Stored entries
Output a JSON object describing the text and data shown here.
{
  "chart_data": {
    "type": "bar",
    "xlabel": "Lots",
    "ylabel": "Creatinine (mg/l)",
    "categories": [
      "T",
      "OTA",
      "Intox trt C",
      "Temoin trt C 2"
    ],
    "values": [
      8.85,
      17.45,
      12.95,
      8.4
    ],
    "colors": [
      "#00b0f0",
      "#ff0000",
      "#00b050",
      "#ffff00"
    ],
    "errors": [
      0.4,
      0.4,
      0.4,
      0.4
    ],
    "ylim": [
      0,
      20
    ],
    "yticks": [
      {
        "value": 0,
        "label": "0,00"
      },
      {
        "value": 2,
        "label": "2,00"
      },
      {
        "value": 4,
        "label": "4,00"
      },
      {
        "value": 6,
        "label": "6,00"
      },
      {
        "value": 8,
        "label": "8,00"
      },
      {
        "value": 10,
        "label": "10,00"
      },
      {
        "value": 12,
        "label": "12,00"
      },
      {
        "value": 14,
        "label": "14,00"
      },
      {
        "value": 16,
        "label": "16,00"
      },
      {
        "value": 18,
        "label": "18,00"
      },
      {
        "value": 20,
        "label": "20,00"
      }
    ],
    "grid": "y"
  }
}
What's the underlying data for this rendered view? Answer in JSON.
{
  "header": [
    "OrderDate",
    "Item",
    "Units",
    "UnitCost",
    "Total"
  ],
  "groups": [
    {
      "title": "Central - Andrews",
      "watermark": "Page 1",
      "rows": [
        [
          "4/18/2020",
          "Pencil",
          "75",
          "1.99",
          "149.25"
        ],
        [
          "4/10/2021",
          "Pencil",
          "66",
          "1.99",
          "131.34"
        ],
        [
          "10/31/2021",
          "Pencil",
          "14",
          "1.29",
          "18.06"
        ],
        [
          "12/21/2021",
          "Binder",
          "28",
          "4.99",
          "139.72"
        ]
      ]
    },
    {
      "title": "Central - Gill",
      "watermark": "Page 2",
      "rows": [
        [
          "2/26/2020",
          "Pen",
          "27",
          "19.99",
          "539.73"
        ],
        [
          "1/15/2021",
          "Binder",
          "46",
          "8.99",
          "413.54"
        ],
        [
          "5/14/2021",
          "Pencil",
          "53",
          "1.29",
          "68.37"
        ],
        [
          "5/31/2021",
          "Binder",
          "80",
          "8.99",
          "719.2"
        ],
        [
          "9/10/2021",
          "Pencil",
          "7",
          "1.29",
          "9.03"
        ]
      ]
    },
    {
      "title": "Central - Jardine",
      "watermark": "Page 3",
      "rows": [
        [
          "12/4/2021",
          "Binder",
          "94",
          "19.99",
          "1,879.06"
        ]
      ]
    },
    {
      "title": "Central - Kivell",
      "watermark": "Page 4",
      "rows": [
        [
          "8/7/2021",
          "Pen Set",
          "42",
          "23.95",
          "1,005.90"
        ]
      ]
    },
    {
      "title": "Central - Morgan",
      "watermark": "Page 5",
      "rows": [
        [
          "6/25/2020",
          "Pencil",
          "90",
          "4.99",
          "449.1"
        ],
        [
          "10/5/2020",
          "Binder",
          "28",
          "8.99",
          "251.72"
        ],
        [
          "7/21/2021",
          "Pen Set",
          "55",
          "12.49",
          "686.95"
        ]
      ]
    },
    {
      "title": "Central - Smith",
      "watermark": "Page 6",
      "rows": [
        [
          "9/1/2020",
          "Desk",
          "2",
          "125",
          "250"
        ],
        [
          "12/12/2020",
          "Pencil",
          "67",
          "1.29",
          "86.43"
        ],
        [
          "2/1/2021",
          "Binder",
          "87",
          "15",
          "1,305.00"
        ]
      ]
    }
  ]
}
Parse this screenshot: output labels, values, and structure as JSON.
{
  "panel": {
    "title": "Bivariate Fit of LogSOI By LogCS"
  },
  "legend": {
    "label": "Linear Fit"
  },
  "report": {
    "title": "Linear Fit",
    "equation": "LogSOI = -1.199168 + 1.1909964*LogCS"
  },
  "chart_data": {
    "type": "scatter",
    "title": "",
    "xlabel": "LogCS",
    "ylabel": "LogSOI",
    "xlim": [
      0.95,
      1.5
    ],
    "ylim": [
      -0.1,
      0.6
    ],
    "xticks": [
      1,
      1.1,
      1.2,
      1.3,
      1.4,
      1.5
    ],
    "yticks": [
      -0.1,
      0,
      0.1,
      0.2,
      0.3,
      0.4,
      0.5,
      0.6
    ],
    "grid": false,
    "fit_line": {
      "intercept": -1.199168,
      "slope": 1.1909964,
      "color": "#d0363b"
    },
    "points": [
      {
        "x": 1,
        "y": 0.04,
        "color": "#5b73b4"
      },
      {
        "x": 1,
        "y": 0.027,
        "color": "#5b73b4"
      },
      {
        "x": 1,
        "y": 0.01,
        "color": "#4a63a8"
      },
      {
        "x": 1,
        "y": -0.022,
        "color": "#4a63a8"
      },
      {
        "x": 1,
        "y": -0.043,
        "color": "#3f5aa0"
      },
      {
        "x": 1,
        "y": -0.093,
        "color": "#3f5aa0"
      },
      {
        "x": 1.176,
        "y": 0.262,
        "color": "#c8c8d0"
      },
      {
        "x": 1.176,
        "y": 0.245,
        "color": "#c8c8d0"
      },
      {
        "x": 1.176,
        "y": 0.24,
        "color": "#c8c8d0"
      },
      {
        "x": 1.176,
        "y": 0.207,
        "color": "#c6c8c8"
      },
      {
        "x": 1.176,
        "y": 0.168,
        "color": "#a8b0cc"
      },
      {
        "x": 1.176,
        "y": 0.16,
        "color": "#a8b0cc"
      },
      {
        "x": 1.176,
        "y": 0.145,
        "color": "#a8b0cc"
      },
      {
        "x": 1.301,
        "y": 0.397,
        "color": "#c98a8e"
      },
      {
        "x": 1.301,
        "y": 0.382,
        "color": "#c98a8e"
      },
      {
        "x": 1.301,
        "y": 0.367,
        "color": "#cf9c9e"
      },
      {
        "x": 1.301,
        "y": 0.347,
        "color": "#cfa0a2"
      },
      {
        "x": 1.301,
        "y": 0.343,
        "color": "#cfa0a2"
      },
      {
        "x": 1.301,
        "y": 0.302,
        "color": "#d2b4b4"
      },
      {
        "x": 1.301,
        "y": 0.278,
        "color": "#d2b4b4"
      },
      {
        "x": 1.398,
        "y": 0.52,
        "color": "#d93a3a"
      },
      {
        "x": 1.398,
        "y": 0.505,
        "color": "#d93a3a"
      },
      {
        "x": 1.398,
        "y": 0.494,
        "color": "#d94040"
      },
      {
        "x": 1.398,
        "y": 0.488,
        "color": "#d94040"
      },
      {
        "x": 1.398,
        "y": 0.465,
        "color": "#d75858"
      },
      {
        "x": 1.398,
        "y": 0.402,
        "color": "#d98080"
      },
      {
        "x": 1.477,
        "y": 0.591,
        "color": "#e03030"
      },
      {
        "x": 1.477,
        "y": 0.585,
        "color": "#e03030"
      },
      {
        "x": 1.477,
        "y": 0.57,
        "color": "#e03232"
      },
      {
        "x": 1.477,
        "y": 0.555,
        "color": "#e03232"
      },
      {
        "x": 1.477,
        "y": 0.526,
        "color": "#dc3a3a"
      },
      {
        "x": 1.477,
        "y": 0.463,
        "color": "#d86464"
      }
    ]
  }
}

==

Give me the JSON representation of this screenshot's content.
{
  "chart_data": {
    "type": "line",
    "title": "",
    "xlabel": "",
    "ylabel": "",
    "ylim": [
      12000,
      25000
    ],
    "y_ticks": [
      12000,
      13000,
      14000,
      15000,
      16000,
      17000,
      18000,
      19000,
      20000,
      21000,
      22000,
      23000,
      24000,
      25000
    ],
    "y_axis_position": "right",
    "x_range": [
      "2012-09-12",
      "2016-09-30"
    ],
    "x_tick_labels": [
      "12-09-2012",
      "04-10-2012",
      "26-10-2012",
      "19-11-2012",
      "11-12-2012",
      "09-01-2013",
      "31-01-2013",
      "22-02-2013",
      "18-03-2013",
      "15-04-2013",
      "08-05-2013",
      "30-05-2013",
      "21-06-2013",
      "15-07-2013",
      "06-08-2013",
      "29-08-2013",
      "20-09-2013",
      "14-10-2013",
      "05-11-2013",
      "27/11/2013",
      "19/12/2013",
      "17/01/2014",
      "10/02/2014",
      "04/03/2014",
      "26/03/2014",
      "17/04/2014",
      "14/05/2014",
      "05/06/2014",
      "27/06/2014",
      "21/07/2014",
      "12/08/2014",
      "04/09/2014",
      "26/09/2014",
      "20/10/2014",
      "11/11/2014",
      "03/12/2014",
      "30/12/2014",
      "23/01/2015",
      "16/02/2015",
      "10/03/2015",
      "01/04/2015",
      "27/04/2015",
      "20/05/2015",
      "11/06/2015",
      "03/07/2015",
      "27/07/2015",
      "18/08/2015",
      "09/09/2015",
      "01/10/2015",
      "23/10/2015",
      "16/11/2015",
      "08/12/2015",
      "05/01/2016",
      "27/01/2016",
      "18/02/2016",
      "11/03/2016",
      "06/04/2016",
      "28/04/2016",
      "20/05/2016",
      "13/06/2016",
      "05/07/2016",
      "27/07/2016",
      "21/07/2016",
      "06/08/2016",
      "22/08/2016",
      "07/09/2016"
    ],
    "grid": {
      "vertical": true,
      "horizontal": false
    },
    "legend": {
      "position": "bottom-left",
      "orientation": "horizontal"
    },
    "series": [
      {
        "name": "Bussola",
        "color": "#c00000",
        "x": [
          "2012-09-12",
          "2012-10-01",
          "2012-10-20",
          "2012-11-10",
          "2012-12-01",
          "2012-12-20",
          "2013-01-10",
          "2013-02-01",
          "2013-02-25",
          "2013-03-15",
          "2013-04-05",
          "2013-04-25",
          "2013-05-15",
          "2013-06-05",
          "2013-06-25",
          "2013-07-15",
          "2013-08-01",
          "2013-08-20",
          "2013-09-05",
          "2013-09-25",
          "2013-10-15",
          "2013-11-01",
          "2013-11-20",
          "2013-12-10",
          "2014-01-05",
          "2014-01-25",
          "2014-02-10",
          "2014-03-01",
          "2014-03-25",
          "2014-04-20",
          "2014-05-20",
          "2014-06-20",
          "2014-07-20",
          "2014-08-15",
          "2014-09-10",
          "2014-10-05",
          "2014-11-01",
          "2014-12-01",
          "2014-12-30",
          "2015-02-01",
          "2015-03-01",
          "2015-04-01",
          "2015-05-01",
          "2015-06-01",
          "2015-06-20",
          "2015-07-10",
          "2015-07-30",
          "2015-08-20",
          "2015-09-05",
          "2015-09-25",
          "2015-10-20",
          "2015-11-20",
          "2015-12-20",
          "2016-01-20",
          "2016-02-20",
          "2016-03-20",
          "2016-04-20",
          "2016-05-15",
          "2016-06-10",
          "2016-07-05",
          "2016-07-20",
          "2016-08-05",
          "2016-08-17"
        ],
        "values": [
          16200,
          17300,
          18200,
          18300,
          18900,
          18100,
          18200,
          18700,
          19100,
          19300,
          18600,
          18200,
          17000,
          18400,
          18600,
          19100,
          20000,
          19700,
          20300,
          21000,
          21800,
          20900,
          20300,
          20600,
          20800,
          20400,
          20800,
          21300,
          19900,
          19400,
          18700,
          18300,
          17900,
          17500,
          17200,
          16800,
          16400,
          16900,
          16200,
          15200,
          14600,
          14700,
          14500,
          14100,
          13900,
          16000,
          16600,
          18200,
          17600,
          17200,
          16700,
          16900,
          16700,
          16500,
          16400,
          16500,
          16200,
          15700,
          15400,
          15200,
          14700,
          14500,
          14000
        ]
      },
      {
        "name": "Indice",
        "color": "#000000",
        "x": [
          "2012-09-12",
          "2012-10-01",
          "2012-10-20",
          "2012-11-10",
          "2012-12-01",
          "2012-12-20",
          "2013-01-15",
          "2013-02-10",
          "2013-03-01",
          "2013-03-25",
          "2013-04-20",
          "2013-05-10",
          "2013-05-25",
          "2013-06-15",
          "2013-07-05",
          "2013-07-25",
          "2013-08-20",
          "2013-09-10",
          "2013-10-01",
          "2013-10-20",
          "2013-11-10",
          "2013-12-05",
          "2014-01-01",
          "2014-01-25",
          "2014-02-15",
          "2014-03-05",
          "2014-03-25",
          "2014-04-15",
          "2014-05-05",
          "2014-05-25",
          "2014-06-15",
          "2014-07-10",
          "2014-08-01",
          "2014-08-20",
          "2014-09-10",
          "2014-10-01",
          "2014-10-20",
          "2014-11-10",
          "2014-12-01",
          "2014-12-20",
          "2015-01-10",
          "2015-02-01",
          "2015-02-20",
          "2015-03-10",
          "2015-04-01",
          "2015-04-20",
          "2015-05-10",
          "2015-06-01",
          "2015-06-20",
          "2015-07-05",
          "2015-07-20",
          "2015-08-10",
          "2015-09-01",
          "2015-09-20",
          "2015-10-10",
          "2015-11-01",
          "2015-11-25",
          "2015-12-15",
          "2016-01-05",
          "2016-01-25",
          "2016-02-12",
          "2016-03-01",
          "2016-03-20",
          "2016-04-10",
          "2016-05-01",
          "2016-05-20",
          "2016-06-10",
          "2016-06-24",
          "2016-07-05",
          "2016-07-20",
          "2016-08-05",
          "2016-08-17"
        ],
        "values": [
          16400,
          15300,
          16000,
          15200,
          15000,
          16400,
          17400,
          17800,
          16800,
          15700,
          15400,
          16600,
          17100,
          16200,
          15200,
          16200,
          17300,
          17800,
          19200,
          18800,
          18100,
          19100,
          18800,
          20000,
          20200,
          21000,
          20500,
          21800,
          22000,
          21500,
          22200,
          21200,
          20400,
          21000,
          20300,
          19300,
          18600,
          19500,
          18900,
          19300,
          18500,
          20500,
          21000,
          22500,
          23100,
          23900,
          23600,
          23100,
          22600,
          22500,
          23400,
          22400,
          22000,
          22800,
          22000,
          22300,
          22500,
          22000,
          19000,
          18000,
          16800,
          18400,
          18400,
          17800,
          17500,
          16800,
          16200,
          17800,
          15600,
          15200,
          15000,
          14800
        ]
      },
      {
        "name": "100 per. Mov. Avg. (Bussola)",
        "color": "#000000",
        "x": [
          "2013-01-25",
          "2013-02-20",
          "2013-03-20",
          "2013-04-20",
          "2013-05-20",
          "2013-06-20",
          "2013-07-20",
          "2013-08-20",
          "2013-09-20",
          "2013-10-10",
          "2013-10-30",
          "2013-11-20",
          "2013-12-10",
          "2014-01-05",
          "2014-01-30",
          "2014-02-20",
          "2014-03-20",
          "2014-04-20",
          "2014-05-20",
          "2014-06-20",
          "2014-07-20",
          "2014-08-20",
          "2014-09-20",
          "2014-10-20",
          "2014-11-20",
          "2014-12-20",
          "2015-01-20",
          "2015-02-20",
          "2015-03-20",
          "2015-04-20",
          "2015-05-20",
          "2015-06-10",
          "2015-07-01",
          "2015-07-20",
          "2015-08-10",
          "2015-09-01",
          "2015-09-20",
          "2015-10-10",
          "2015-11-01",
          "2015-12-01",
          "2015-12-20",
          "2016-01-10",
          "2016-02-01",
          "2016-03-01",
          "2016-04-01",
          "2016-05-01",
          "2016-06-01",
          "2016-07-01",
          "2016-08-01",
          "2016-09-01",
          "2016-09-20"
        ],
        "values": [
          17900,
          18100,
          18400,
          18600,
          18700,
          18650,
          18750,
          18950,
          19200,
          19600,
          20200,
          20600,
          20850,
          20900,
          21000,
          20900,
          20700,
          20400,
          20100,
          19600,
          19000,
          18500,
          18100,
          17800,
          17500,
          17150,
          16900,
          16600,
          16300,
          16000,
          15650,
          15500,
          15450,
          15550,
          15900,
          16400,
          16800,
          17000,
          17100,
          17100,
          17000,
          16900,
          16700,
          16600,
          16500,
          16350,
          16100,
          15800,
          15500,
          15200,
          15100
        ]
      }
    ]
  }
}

---

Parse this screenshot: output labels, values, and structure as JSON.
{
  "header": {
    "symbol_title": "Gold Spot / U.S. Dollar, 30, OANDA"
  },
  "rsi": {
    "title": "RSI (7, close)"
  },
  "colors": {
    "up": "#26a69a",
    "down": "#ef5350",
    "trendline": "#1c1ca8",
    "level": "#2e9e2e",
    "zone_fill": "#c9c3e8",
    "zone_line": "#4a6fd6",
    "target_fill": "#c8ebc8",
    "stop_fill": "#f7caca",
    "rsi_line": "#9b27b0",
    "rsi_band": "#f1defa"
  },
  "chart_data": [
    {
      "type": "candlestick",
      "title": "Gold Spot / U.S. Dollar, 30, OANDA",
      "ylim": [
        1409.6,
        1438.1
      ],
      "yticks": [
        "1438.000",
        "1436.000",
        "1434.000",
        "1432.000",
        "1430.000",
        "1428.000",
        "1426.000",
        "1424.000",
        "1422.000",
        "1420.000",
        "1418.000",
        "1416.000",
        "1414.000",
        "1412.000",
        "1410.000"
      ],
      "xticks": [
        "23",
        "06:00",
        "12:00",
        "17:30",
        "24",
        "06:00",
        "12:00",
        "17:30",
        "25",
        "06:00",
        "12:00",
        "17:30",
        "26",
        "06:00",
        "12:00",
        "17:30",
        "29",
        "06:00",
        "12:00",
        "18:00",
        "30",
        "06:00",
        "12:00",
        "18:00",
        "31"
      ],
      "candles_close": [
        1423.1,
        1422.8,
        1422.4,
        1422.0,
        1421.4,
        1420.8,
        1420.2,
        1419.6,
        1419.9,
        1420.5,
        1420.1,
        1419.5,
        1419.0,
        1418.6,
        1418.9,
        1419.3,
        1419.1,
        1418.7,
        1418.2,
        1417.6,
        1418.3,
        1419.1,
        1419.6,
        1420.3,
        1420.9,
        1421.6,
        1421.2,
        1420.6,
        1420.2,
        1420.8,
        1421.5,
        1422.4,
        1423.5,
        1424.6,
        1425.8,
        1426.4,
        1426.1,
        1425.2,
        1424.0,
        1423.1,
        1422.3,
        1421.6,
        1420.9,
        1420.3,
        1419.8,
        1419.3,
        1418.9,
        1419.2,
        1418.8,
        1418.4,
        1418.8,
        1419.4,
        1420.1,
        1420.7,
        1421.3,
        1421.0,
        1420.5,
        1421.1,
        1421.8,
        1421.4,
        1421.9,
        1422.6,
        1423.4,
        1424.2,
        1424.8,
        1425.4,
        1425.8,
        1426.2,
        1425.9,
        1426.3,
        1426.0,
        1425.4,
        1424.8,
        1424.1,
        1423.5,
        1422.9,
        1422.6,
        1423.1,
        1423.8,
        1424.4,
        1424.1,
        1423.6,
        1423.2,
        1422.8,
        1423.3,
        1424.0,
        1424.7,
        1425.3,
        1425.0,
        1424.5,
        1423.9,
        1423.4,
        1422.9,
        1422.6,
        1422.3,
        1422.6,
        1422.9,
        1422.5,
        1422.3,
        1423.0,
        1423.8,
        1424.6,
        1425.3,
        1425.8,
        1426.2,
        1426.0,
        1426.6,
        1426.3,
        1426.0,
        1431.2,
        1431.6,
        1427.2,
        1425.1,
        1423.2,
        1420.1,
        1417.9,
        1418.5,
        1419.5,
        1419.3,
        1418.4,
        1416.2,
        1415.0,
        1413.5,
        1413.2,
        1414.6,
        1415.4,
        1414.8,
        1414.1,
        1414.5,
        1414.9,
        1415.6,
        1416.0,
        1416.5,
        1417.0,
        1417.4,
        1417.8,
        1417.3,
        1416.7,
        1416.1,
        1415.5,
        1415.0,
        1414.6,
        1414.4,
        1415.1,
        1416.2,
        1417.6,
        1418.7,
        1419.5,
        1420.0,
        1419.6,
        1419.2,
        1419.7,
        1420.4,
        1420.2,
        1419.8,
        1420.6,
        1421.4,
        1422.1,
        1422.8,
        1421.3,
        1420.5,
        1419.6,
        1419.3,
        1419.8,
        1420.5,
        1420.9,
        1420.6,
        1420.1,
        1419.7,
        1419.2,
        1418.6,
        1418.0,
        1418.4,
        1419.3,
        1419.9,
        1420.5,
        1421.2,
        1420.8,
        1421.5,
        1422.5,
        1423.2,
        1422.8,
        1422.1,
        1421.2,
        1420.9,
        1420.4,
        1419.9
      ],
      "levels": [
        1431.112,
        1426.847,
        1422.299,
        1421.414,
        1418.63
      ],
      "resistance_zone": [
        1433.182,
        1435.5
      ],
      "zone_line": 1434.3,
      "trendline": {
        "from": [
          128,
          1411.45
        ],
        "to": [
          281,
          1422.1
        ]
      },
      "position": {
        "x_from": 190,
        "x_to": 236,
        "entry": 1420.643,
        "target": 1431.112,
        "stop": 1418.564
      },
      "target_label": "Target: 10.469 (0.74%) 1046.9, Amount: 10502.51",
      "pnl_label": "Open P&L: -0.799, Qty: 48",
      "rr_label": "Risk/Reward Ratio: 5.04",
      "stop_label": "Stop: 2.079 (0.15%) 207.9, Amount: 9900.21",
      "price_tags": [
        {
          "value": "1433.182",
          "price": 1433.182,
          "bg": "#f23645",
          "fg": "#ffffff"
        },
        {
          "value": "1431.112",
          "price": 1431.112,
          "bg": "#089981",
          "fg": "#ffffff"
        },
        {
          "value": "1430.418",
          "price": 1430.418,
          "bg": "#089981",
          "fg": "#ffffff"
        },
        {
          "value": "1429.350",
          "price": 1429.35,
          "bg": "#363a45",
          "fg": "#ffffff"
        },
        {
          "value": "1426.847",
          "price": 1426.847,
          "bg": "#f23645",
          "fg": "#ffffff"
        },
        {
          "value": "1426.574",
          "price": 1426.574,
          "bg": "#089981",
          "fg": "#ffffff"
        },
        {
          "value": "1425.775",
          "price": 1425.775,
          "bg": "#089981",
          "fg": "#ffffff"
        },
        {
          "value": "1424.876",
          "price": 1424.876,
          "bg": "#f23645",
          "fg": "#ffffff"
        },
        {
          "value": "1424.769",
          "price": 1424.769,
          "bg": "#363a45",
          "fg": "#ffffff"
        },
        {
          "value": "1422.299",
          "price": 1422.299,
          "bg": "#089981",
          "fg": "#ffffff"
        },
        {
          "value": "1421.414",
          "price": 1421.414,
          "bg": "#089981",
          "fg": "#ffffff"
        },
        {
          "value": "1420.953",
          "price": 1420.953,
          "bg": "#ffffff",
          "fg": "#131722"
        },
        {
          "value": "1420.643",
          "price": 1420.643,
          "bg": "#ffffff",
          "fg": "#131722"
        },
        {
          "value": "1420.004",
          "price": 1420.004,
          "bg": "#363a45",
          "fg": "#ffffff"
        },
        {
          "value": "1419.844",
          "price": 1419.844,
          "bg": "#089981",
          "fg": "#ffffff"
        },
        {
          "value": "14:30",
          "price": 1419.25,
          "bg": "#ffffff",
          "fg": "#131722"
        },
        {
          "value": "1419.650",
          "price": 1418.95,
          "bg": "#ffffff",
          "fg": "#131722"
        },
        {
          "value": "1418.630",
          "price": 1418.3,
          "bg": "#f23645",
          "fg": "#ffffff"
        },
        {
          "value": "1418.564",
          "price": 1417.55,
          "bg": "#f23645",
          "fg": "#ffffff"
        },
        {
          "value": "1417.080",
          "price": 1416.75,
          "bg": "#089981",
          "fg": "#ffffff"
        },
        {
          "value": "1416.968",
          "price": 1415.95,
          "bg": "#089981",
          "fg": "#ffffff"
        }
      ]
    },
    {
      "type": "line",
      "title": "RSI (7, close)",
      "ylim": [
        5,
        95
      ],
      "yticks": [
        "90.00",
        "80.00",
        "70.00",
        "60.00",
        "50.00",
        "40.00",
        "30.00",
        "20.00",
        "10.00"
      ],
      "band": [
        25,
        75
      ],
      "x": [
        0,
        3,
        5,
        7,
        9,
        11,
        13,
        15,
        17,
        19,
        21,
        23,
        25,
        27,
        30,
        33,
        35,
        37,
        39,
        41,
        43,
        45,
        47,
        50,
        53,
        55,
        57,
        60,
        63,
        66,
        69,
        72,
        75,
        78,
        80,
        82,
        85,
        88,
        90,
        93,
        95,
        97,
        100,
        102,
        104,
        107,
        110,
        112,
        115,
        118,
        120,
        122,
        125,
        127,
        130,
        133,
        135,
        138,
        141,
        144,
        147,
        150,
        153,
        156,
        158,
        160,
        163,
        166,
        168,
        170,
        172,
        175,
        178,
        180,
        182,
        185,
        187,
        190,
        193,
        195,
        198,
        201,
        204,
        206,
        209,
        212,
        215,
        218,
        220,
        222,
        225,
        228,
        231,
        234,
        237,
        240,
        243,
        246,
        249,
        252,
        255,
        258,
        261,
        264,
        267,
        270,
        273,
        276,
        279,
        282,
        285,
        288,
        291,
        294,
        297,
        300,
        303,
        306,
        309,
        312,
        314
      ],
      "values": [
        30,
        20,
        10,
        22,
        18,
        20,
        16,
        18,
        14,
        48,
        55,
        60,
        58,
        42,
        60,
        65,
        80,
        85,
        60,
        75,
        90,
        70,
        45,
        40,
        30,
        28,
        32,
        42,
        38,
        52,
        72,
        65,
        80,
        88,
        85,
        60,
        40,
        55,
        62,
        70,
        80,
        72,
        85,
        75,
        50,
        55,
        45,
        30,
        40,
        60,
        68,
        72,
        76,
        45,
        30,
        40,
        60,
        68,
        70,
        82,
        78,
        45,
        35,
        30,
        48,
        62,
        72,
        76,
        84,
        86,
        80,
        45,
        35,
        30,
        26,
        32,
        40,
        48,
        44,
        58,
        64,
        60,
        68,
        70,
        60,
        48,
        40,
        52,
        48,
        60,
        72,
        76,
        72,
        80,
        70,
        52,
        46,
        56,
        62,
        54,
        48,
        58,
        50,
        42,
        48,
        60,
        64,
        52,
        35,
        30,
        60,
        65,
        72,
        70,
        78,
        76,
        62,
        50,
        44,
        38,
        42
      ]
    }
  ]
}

- [Exercise requirements]:
Write only the number of lines in the data above that include "this".

- [Written solution]:
4